>> Begin PROVIDED RECORDS

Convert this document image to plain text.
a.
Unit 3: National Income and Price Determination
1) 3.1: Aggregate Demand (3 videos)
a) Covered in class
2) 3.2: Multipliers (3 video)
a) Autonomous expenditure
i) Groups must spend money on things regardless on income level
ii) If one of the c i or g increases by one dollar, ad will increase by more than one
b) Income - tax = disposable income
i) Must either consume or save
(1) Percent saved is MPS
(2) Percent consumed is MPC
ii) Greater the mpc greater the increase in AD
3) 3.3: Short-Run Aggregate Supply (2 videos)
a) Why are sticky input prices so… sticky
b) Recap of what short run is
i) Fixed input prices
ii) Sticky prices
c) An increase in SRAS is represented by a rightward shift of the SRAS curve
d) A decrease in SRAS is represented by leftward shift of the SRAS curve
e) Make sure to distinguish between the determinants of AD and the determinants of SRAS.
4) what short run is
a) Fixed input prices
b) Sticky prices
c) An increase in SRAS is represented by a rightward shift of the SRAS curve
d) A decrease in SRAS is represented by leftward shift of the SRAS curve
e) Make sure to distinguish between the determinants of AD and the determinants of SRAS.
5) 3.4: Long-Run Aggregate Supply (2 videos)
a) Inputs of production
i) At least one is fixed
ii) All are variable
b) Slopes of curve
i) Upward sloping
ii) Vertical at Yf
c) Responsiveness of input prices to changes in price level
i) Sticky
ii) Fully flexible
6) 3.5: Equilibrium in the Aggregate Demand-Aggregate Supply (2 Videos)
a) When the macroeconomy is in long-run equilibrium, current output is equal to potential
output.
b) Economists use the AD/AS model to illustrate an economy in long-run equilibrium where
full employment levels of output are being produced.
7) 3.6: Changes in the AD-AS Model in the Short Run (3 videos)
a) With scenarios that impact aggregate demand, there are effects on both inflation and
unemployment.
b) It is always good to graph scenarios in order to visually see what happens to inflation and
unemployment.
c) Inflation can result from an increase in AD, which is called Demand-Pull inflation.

>> End PROVIDED RECORDS

WHAT IS BEING ASKED ::
Nothing should be changed: write out all of the data as is.

ANSWER ::
Convert this document image to plain text.
a.
Unit 3: National Income and Price Determination
1) 3.1: Aggregate Demand (3 videos)
a) Covered in class
2) 3.2: Multipliers (3 video)
a) Autonomous expenditure
i) Groups must spend money on things regardless on income level
ii) If one of the c i or g increases by one dollar, ad will increase by more than one
b) Income - tax = disposable income
i) Must either consume or save
(1) Percent saved is MPS
(2) Percent consumed is MPC
ii) Greater the mpc greater the increase in AD
3) 3.3: Short-Run Aggregate Supply (2 videos)
a) Why are sticky input prices so… sticky
b) Recap of what short run is
i) Fixed input prices
ii) Sticky prices
c) An increase in SRAS is represented by a rightward shift of the SRAS curve
d) A decrease in SRAS is represented by leftward shift of the SRAS curve
e) Make sure to distinguish between the determinants of AD and the determinants of SRAS.
4) what short run is
a) Fixed input prices
b) Sticky prices
c) An increase in SRAS is represented by a rightward shift of the SRAS curve
d) A decrease in SRAS is represented by leftward shift of the SRAS curve
e) Make sure to distinguish between the determinants of AD and the determinants of SRAS.
5) 3.4: Long-Run Aggregate Supply (2 videos)
a) Inputs of production
i) At least one is fixed
ii) All are variable
b) Slopes of curve
i) Upward sloping
ii) Vertical at Yf
c) Responsiveness of input prices to changes in price level
i) Sticky
ii) Fully flexible
6) 3.5: Equilibrium in the Aggregate Demand-Aggregate Supply (2 Videos)
a) When the macroeconomy is in long-run equilibrium, current output is equal to potential
output.
b) Economists use the AD/AS model to illustrate an economy in long-run equilibrium where
full employment levels of output are being produced.
7) 3.6: Changes in the AD-AS Model in the Short Run (3 videos)
a) With scenarios that impact aggregate demand, there are effects on both inflation and
unemployment.
b) It is always good to graph scenarios in order to visually see what happens to inflation and
unemployment.
c) Inflation can result from an increase in AD, which is called Demand-Pull inflation.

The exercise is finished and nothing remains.